─── Information provided ───
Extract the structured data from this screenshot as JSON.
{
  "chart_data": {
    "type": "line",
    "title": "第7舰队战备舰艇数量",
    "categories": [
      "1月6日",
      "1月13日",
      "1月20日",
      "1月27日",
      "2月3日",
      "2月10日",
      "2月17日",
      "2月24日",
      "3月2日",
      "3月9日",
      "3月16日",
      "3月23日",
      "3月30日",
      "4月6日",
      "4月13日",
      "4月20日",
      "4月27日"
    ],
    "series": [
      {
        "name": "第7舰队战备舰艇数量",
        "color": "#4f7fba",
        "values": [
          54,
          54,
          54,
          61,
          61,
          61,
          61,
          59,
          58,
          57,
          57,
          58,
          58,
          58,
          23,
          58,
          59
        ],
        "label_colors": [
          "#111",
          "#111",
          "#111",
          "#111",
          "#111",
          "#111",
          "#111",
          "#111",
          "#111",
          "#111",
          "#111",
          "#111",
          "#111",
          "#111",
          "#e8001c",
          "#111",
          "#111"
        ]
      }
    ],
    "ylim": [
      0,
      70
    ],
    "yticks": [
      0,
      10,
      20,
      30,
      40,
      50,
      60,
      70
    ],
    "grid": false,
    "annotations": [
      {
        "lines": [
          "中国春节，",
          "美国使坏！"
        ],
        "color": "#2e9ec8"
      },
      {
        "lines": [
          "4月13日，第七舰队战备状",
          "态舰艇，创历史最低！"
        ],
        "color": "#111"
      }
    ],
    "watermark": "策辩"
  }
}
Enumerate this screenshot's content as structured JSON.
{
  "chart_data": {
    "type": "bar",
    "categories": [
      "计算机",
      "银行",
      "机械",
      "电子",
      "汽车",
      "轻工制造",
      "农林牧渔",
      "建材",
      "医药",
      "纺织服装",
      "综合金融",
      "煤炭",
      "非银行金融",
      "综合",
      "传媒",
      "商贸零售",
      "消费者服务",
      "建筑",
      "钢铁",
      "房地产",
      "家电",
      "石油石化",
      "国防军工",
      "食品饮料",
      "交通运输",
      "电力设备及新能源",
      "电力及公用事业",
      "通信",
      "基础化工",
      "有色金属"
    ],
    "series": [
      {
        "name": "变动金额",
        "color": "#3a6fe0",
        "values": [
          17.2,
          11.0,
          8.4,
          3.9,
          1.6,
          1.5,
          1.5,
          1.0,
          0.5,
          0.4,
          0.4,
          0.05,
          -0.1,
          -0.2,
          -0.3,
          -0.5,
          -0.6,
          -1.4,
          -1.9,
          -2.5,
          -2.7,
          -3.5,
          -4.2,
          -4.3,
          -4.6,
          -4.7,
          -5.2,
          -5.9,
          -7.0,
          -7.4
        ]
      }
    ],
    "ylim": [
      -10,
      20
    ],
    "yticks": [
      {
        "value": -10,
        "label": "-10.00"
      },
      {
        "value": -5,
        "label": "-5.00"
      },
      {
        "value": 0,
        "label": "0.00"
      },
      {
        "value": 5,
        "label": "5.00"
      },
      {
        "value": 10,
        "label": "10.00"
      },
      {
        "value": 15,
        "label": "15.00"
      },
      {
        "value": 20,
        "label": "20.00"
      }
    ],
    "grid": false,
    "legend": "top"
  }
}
───
What to produce: Consider the entries above and return each line with the string "structured".

Solution to the problem:
Extract the structured data from this screenshot as JSON.
Enumerate this screenshot's content as structured JSON.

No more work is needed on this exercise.